→ **Excerpt**
___
For the 1995 season the newly formed Auckland Warriors became the first club from outside Australia to be admitted to the Australian Rugby League's premiership when it expanded from 16 to 20 teams. As a result of the Super League war in the mid-1990s, Auckland left the ARL to compete in the Super League competition of 1997, before joining the re-unified NRL the following year. They re-branded themselves the New Zealand Warriors in 2001. The club has yet to win a premiership as of 2022.  They have won one minor premiership (in 2002), and reached two grand finals (2002, 2011), reached the finals eight times

History

The History of the Bid
Rugby league was largely centred around Auckland ever since the New Zealand Rugby League was founded in 1909. Auckland produced the bulk of the international squad for many years, and most of these players headed to either Australia or Great Britain to play.

The Auckland representative side was consistently providing top opposition to touring teams. An Auckland team was admitted into the mid-week ARL Amco Cup competition in 1978. In their first year they made the semi-finals, and were defeated by the overall competition winners, Eastern Suburbs. They remained into the competition until the early 1980s. In 1987, an Auckland side toured Great Britain and claimed wins over powerhouse clubs Leeds and Wigan.

In 1988, serious investigation into an Auckland team entering the New South Wales Rugby League premiership commenced, encouraged mainly by the Mount Albert club. On 17 May 1992, the announcement stating an Auckland-based team's entry into the Australian Rugby League competition, the Winfield Cup in 1995, was made. This followed very good turnouts to a number of NSWRL club games played in Auckland. The new team was to be called the Auckland Warriors and run by the Auckland Rugby League organisation. The original colours selected were blue, white, red and green. Blue and white are recognised as the colours of Auckland, while red and green were the colours of the Warriors' original sponsor, DB Bitter. The original logo was designed by Francis Allan, of Colenso.

The First Season - 1995

The coach of the new team would be former Parramatta and Wigan coach John Monie. A number of senior players were signed, such as Greg Alexander and Andy Platt. Captain Dean Bell was a high-performing signing. Former Rugby union players such as John Kirwan and Marc Ellis were brought in, in later years.

The Warriors' first year in the Australian Rugby League was 1995. Their debut match was against the Brisbane Broncos on 10 March 1995 in front of 30,000 people at a newly refurbished Mount Smart Stadium. The Warriors led 22–10 at one point in the second half of the match, however Brisbane defeated the new club 25–22.

A home crowd attendance record of 32,174 was set at Mount Smart Stadium in Round 6 of the 1995 ARL season, a record that was not topped until Round 1 of the 2011 NRL season.

The Warriors were deducted two competition points for an interchange error. In a match against Western Suburbs, the Warriors used five interchange players instead of the allowed four. The Warriors won the match comfortably, 46–12. This error had disastrous consequences for the club, as they ultimately missed the finals by two competition points. The season saw the debut of future star, Stacey Jones, who scored a try on debut in a 40–4 rout of Parramatta in Sydney. The biggest issue with the season was the lack of consistency, that is evident with the Warriors even today, despite a six match winning streak late in the season. It was observed that when the Warriors were not winning by 20 points they were losing by 20 points.
___
→ **Data section**
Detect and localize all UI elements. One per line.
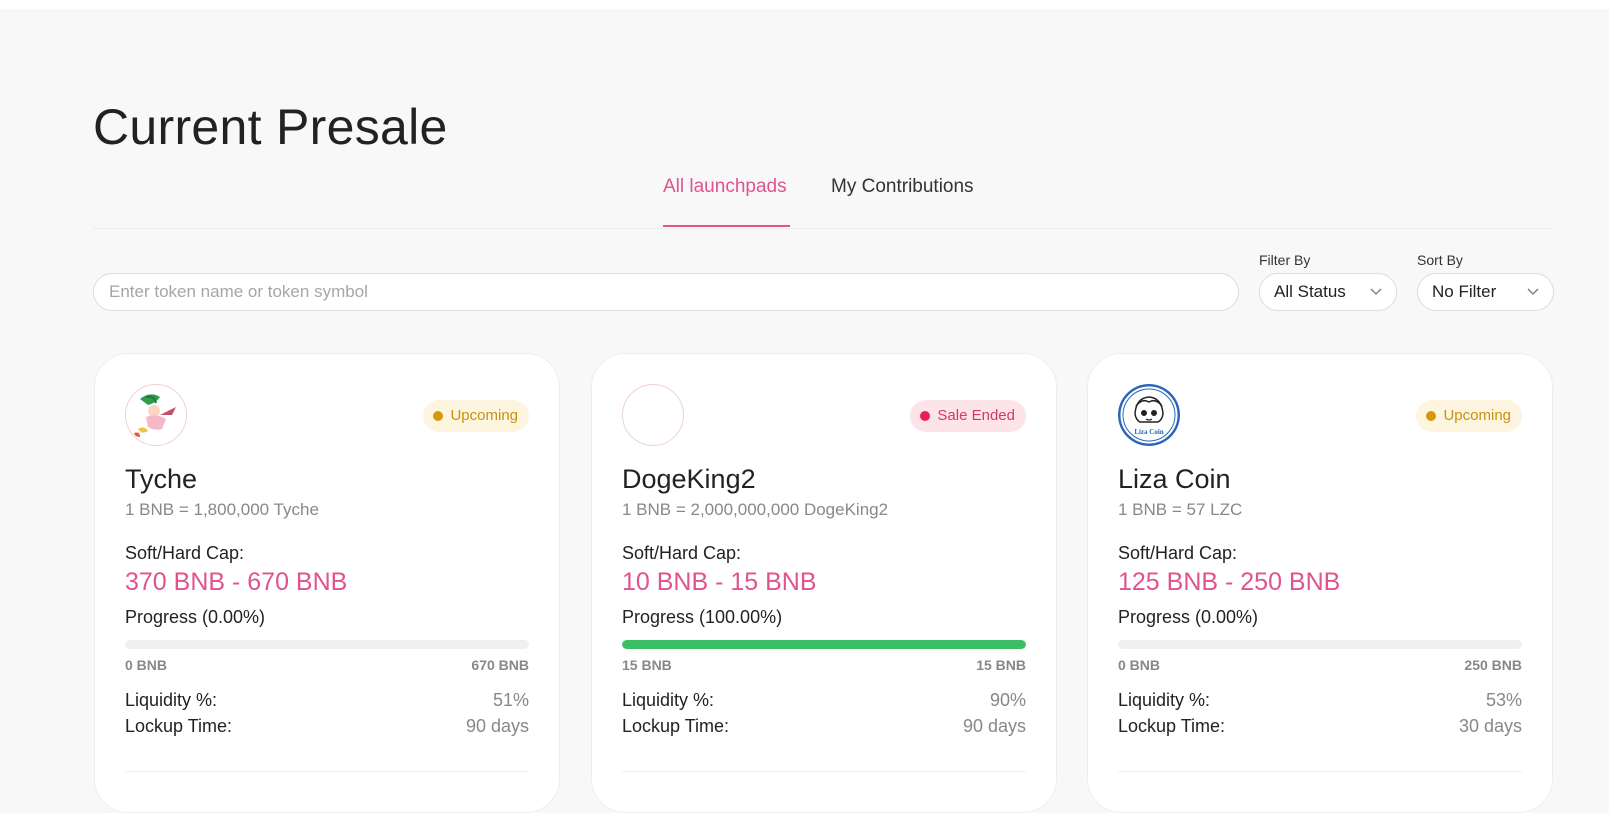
___
→ **Exercises to complete**
1. Reproduce the stretch of the Warriors passage from "The First Season" through "in later years.", changing "coach" to "trainer" each time it appears.
2. According to the Warriors passage, what was the final score of the club's debut match against the Brisbane Broncos?

→ **Answer set**
1.
The First Season - 1995

The trainer of the new team would be former Parramatta and Wigan trainer John Monie. A number of senior players were signed, such as Greg Alexander and Andy Platt. Captain Dean Bell was a high-performing signing. Former Rugby union players such as John Kirwan and Marc Ellis were brought in, in later years.

2. Brisbane won 25–22.